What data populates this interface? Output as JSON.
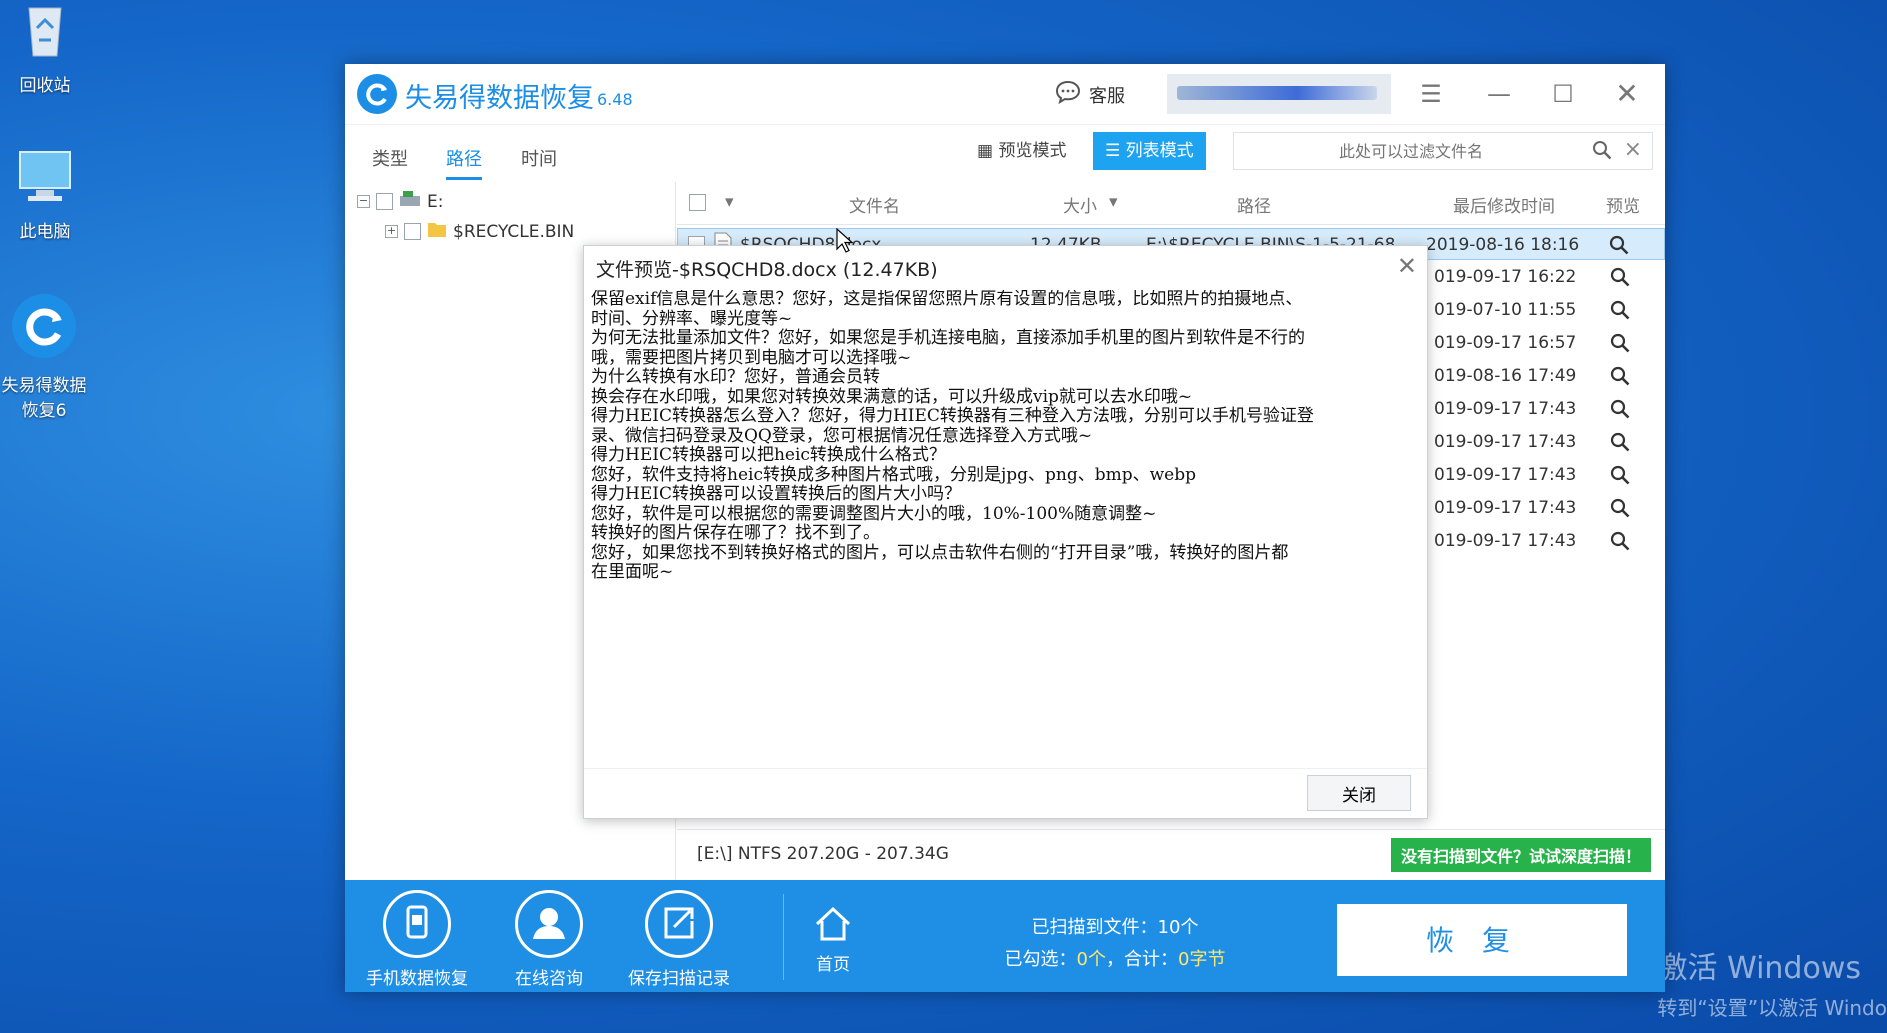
{
  "desktop": {
    "icons": [
      {
        "label": "回收站",
        "icon": "recycle-bin-icon"
      },
      {
        "label": "此电脑",
        "icon": "computer-icon"
      },
      {
        "label": "失易得数据恢复6",
        "icon": "app-icon"
      }
    ],
    "watermark": {
      "line1": "激活 Windows",
      "line2": "转到“设置”以激活 Windo"
    }
  },
  "app": {
    "title": "失易得数据恢复",
    "version": "6.48",
    "service_label": "客服",
    "tabs": [
      {
        "label": "类型"
      },
      {
        "label": "路径",
        "active": true
      },
      {
        "label": "时间"
      }
    ],
    "modes": {
      "preview": "预览模式",
      "list": "列表模式"
    },
    "filter_placeholder": "此处可以过滤文件名",
    "tree": {
      "drive": "E:",
      "folder": "$RECYCLE.BIN"
    },
    "columns": {
      "name": "文件名",
      "size": "大小",
      "path": "路径",
      "modified": "最后修改时间",
      "preview": "预览"
    },
    "files": [
      {
        "name": "$RSQCHD8.docx",
        "size": "12.47KB",
        "path": "E:\\$RECYCLE.BIN\\S-1-5-21-68...",
        "modified": "2019-08-16  18:16"
      },
      {
        "modified": "019-09-17  16:22"
      },
      {
        "modified": "019-07-10  11:55"
      },
      {
        "modified": "019-09-17  16:57"
      },
      {
        "modified": "019-08-16  17:49"
      },
      {
        "modified": "019-09-17  17:43"
      },
      {
        "modified": "019-09-17  17:43"
      },
      {
        "modified": "019-09-17  17:43"
      },
      {
        "modified": "019-09-17  17:43"
      },
      {
        "modified": "019-09-17  17:43"
      }
    ],
    "status": "[E:\\] NTFS 207.20G - 207.34G",
    "deep_scan": "没有扫描到文件？试试深度扫描！",
    "bottom": {
      "items": [
        {
          "label": "手机数据恢复",
          "icon": "phone-icon"
        },
        {
          "label": "在线咨询",
          "icon": "user-icon"
        },
        {
          "label": "保存扫描记录",
          "icon": "export-icon"
        },
        {
          "label": "首页",
          "icon": "home-icon"
        }
      ],
      "scanned_prefix": "已扫描到文件：",
      "scanned_count": "10个",
      "selected_prefix": "已勾选：",
      "selected_count": "0个",
      "total_prefix": "，合计：",
      "total_size": "0字节",
      "recover": "恢复"
    }
  },
  "dialog": {
    "title": "文件预览-$RSQCHD8.docx  (12.47KB)",
    "lines": [
      "保留exif信息是什么意思？您好，这是指保留您照片原有设置的信息哦，比如照片的拍摄地点、",
      "时间、分辨率、曝光度等~",
      "为何无法批量添加文件？您好，如果您是手机连接电脑，直接添加手机里的图片到软件是不行的",
      "哦，需要把图片拷贝到电脑才可以选择哦~",
      "为什么转换有水印？您好，普通会员转",
      "换会存在水印哦，如果您对转换效果满意的话，可以升级成vip就可以去水印哦~",
      "得力HEIC转换器怎么登入？您好，得力HIEC转换器有三种登入方法哦，分别可以手机号验证登",
      "录、微信扫码登录及QQ登录，您可根据情况任意选择登入方式哦~",
      "得力HEIC转换器可以把heic转换成什么格式？",
      "您好，软件支持将heic转换成多种图片格式哦，分别是jpg、png、bmp、webp",
      "得力HEIC转换器可以设置转换后的图片大小吗？",
      "您好，软件是可以根据您的需要调整图片大小的哦，10%-100%随意调整~",
      "转换好的图片保存在哪了？找不到了。",
      "您好，如果您找不到转换好格式的图片，可以点击软件右侧的“打开目录”哦，转换好的图片都",
      "在里面呢~"
    ],
    "close_label": "关闭"
  }
}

● ● ●

Would you mind returning each entry above word for word, skipping the images?

What data populates this interface? Output as JSON.
{
  "desktop": {
    "icons": [
      {
        "label": "回收站",
        "icon": "recycle-bin-icon"
      },
      {
        "label": "此电脑",
        "icon": "computer-icon"
      },
      {
        "label": "失易得数据恢复6",
        "icon": "app-icon"
      }
    ],
    "watermark": {
      "line1": "激活 Windows",
      "line2": "转到“设置”以激活 Windo"
    }
  },
  "app": {
    "title": "失易得数据恢复",
    "version": "6.48",
    "service_label": "客服",
    "tabs": [
      {
        "label": "类型"
      },
      {
        "label": "路径",
        "active": true
      },
      {
        "label": "时间"
      }
    ],
    "modes": {
      "preview": "预览模式",
      "list": "列表模式"
    },
    "filter_placeholder": "此处可以过滤文件名",
    "tree": {
      "drive": "E:",
      "folder": "$RECYCLE.BIN"
    },
    "columns": {
      "name": "文件名",
      "size": "大小",
      "path": "路径",
      "modified": "最后修改时间",
      "preview": "预览"
    },
    "files": [
      {
        "name": "$RSQCHD8.docx",
        "size": "12.47KB",
        "path": "E:\\$RECYCLE.BIN\\S-1-5-21-68...",
        "modified": "2019-08-16  18:16"
      },
      {
        "modified": "019-09-17  16:22"
      },
      {
        "modified": "019-07-10  11:55"
      },
      {
        "modified": "019-09-17  16:57"
      },
      {
        "modified": "019-08-16  17:49"
      },
      {
        "modified": "019-09-17  17:43"
      },
      {
        "modified": "019-09-17  17:43"
      },
      {
        "modified": "019-09-17  17:43"
      },
      {
        "modified": "019-09-17  17:43"
      },
      {
        "modified": "019-09-17  17:43"
      }
    ],
    "status": "[E:\\] NTFS 207.20G - 207.34G",
    "deep_scan": "没有扫描到文件？试试深度扫描！",
    "bottom": {
      "items": [
        {
          "label": "手机数据恢复",
          "icon": "phone-icon"
        },
        {
          "label": "在线咨询",
          "icon": "user-icon"
        },
        {
          "label": "保存扫描记录",
          "icon": "export-icon"
        },
        {
          "label": "首页",
          "icon": "home-icon"
        }
      ],
      "scanned_prefix": "已扫描到文件：",
      "scanned_count": "10个",
      "selected_prefix": "已勾选：",
      "selected_count": "0个",
      "total_prefix": "，合计：",
      "total_size": "0字节",
      "recover": "恢复"
    }
  },
  "dialog": {
    "title": "文件预览-$RSQCHD8.docx  (12.47KB)",
    "lines": [
      "保留exif信息是什么意思？您好，这是指保留您照片原有设置的信息哦，比如照片的拍摄地点、",
      "时间、分辨率、曝光度等~",
      "为何无法批量添加文件？您好，如果您是手机连接电脑，直接添加手机里的图片到软件是不行的",
      "哦，需要把图片拷贝到电脑才可以选择哦~",
      "为什么转换有水印？您好，普通会员转",
      "换会存在水印哦，如果您对转换效果满意的话，可以升级成vip就可以去水印哦~",
      "得力HEIC转换器怎么登入？您好，得力HIEC转换器有三种登入方法哦，分别可以手机号验证登",
      "录、微信扫码登录及QQ登录，您可根据情况任意选择登入方式哦~",
      "得力HEIC转换器可以把heic转换成什么格式？",
      "您好，软件支持将heic转换成多种图片格式哦，分别是jpg、png、bmp、webp",
      "得力HEIC转换器可以设置转换后的图片大小吗？",
      "您好，软件是可以根据您的需要调整图片大小的哦，10%-100%随意调整~",
      "转换好的图片保存在哪了？找不到了。",
      "您好，如果您找不到转换好格式的图片，可以点击软件右侧的“打开目录”哦，转换好的图片都",
      "在里面呢~"
    ],
    "close_label": "关闭"
  }
}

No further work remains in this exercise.